After locating "Give me the", return its line and all lines that follow through the end of the listing below, exactly; leave out pictures.

* * *

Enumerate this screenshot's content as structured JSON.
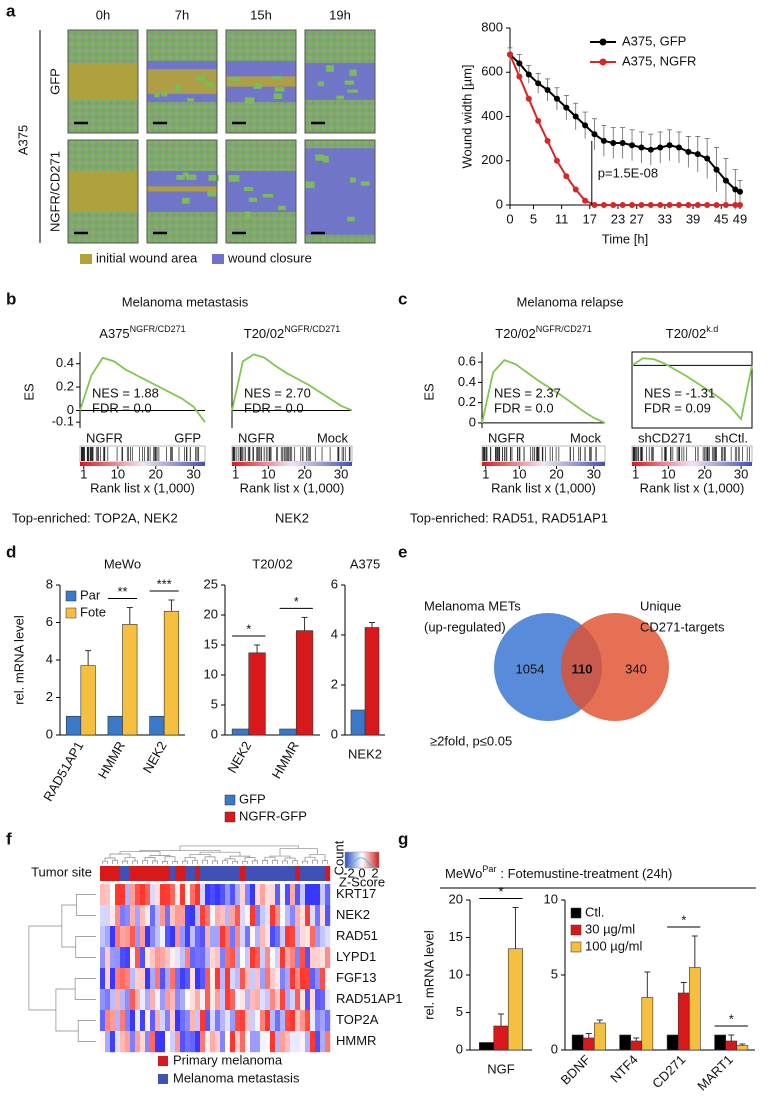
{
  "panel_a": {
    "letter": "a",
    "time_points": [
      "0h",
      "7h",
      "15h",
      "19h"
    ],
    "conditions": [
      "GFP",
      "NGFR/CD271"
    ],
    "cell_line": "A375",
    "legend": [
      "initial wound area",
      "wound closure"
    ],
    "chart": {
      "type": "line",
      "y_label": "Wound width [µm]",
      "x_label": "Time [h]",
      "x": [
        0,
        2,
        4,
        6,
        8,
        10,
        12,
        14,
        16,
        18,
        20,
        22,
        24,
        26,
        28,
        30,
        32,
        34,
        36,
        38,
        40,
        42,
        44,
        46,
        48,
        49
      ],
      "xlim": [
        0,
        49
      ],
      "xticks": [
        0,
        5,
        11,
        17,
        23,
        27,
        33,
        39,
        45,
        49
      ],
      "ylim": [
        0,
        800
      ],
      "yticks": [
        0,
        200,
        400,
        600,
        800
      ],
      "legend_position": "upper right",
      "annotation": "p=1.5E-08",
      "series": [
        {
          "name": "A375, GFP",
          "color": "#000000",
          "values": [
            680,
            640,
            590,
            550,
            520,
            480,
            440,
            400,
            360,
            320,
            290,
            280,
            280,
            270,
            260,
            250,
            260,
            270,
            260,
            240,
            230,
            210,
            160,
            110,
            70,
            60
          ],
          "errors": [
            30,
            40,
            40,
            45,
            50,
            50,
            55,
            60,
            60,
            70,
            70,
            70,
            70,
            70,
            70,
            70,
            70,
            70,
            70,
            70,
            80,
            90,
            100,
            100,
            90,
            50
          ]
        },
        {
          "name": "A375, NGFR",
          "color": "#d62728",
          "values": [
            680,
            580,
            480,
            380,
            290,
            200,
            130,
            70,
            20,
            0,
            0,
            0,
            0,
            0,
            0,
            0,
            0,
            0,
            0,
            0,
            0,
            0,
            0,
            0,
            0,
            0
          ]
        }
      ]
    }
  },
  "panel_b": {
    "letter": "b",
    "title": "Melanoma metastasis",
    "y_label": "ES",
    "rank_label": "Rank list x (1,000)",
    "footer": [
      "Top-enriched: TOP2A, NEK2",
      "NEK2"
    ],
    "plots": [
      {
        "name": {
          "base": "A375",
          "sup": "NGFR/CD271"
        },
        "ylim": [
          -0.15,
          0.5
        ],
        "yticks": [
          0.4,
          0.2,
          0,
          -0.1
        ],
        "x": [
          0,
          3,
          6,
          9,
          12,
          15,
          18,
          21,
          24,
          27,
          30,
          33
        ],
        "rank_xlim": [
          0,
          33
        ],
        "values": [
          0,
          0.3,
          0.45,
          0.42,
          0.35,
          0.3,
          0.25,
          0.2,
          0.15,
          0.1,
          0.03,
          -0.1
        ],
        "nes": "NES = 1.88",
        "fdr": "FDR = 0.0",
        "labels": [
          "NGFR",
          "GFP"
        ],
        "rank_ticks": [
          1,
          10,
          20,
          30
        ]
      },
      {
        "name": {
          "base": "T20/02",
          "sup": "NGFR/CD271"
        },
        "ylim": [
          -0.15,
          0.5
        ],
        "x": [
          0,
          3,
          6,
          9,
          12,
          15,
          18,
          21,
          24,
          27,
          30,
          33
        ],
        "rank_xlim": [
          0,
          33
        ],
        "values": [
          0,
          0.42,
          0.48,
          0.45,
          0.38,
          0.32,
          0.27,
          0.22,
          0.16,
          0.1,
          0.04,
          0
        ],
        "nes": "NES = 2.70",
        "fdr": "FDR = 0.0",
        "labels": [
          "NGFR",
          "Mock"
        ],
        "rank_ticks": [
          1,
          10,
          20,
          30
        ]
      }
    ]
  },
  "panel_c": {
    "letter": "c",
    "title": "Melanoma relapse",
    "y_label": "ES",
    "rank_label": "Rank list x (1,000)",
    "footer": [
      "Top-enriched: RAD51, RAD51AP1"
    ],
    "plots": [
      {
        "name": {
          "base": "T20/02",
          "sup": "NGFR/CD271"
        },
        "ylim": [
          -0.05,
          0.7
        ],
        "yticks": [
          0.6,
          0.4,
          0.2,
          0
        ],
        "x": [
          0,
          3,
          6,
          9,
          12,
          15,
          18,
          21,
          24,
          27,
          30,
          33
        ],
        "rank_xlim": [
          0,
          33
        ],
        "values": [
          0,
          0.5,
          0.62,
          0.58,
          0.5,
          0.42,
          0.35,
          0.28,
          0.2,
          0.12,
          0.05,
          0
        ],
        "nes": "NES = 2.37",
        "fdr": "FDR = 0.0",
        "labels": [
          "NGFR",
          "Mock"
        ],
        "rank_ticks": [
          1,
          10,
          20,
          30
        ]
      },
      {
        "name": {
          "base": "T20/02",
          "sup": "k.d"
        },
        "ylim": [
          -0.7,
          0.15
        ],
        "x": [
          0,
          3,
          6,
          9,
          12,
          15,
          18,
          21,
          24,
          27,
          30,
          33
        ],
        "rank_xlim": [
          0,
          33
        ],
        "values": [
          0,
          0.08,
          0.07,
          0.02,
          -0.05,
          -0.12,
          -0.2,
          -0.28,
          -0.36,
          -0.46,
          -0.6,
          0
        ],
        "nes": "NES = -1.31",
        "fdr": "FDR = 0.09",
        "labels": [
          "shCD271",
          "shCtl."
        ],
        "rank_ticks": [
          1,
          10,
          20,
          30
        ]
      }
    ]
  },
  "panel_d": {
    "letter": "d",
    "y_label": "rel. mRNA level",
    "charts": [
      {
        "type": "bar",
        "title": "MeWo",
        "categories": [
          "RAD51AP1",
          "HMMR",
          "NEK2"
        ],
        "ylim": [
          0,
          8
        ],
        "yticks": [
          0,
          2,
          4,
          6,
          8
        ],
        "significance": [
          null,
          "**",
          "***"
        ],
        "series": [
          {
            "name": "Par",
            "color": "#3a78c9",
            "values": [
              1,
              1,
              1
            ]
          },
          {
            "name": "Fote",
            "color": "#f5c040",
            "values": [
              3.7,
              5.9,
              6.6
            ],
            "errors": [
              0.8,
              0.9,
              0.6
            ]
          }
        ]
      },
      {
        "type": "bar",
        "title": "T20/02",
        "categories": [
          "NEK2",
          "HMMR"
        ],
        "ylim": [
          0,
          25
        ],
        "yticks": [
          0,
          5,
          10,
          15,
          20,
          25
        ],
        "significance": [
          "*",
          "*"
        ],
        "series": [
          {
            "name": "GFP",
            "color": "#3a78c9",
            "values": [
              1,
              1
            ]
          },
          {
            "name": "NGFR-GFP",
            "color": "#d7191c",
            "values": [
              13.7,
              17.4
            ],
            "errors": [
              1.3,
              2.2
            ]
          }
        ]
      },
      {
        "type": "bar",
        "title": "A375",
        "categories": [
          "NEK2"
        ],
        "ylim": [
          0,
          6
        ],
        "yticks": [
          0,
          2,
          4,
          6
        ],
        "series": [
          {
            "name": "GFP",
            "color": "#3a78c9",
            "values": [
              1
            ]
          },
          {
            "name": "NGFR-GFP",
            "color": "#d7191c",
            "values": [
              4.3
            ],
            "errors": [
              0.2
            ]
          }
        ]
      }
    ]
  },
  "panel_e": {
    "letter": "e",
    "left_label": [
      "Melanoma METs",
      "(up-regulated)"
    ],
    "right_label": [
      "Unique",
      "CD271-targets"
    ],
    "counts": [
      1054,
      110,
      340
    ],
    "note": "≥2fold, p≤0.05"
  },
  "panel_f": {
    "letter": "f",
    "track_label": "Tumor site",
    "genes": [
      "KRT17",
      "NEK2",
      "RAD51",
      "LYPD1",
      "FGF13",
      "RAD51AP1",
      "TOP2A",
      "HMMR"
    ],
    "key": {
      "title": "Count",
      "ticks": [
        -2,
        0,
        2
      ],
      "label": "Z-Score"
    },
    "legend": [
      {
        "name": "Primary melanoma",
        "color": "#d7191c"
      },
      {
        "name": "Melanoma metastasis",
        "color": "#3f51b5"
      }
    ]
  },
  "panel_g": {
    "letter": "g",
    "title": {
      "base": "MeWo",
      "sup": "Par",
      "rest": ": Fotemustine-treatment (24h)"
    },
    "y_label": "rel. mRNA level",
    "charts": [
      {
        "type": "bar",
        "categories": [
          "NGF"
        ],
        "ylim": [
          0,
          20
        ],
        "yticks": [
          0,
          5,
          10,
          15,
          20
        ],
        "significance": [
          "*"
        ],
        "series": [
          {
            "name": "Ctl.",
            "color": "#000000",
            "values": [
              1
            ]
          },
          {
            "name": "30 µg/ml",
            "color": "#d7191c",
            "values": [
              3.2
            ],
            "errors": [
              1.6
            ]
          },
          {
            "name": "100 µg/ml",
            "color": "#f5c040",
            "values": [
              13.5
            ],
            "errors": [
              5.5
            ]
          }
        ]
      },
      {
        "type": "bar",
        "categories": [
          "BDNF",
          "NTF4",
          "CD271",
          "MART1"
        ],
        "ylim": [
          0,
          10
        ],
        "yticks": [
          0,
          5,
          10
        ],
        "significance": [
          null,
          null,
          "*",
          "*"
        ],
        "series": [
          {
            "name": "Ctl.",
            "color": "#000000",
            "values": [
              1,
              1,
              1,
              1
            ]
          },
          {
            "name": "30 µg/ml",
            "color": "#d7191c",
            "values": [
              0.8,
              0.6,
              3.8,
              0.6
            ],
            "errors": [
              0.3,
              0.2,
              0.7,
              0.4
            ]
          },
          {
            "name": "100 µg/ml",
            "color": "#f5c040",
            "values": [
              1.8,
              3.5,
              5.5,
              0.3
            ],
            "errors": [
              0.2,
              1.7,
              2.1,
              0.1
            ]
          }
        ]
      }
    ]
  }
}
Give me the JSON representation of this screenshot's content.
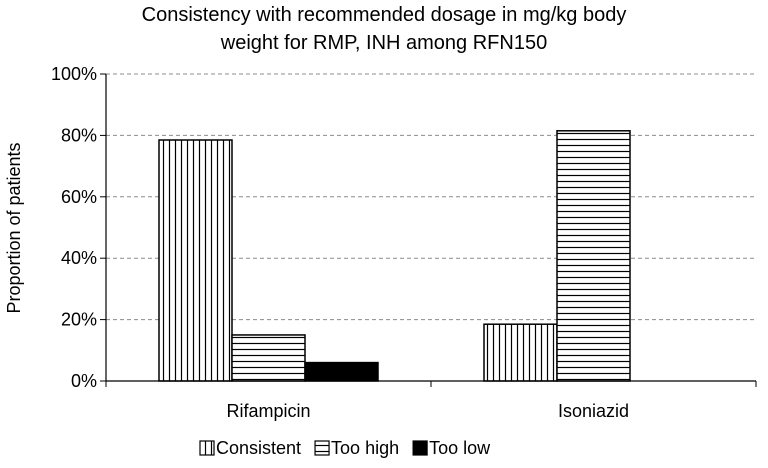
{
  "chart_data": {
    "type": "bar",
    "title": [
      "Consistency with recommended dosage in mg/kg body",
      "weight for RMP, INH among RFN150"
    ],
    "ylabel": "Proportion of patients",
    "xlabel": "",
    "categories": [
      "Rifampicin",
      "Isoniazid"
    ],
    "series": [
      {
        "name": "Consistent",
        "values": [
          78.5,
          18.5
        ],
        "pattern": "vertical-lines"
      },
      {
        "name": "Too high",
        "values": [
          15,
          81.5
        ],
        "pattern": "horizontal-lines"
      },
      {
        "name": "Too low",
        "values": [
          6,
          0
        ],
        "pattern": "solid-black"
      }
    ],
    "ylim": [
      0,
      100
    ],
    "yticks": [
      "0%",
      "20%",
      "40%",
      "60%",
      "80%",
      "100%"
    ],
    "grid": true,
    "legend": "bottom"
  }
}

* * *

Answer to this task:
Give me the JSON representation of this screenshot's content.
{
  "chart_data": {
    "type": "bar",
    "title": [
      "Consistency with recommended dosage in mg/kg body",
      "weight for RMP, INH among RFN150"
    ],
    "ylabel": "Proportion of patients",
    "xlabel": "",
    "categories": [
      "Rifampicin",
      "Isoniazid"
    ],
    "series": [
      {
        "name": "Consistent",
        "values": [
          78.5,
          18.5
        ],
        "pattern": "vertical-lines"
      },
      {
        "name": "Too high",
        "values": [
          15,
          81.5
        ],
        "pattern": "horizontal-lines"
      },
      {
        "name": "Too low",
        "values": [
          6,
          0
        ],
        "pattern": "solid-black"
      }
    ],
    "ylim": [
      0,
      100
    ],
    "yticks": [
      "0%",
      "20%",
      "40%",
      "60%",
      "80%",
      "100%"
    ],
    "grid": true,
    "legend": "bottom"
  }
}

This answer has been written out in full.